*Work instructions:*
In the material below, identify each line bearing the word "text". Reproduce those lines.

*Record excerpts:*
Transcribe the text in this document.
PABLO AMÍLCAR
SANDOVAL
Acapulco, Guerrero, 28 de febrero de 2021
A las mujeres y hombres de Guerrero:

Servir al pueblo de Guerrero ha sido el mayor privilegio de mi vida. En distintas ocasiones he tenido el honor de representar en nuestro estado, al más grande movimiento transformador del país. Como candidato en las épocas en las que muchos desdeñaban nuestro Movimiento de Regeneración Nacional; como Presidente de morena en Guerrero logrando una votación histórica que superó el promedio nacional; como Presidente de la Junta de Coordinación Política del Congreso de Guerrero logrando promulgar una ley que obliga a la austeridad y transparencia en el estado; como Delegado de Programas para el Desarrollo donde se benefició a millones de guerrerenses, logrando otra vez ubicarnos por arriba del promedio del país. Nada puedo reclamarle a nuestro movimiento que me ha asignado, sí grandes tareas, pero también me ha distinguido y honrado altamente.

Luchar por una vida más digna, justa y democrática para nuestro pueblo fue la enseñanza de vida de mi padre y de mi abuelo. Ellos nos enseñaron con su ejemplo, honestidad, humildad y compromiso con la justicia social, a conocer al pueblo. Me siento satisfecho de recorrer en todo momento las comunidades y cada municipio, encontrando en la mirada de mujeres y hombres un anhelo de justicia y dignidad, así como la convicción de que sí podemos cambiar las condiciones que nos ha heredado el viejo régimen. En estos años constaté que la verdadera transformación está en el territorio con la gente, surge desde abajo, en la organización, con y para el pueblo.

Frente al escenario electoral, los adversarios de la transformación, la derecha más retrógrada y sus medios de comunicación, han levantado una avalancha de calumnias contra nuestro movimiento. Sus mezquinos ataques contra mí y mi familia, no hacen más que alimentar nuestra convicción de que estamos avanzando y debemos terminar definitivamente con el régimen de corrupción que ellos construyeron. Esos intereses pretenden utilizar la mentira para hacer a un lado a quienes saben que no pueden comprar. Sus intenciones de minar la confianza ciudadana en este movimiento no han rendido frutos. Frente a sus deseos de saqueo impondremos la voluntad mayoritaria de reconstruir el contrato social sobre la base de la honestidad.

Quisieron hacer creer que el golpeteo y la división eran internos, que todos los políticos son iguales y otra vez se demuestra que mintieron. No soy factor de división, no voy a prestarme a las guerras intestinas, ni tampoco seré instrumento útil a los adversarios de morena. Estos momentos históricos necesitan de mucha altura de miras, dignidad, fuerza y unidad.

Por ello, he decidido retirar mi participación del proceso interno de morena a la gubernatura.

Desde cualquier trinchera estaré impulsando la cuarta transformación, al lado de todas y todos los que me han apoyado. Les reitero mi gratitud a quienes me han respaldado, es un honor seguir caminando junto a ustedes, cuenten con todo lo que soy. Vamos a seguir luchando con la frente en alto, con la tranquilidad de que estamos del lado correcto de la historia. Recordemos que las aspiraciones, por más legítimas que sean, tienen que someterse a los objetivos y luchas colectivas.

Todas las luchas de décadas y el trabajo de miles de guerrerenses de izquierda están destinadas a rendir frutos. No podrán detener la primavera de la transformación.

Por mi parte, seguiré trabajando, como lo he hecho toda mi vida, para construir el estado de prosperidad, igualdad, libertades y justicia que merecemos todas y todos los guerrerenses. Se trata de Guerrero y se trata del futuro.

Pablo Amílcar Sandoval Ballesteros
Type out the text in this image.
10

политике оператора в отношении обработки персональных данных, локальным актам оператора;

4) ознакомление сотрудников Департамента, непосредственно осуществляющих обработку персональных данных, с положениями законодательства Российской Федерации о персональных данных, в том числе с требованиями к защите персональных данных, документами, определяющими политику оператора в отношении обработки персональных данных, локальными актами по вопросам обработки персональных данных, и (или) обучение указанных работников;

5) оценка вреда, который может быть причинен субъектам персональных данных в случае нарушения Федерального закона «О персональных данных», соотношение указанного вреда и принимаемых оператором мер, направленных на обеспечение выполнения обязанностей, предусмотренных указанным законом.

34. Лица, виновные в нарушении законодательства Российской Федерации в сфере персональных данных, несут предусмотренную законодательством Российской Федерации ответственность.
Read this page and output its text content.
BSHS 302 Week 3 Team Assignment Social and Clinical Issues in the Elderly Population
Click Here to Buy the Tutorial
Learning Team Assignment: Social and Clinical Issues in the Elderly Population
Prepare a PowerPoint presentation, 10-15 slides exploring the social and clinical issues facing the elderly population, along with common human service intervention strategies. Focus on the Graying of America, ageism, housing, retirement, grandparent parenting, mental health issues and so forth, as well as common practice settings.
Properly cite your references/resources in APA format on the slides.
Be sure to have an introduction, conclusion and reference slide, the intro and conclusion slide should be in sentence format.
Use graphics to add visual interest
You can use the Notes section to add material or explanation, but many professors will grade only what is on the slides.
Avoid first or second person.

*Response:*
Transcribe the text in this document.
Type out the text in this image.
Read this page and output its text content.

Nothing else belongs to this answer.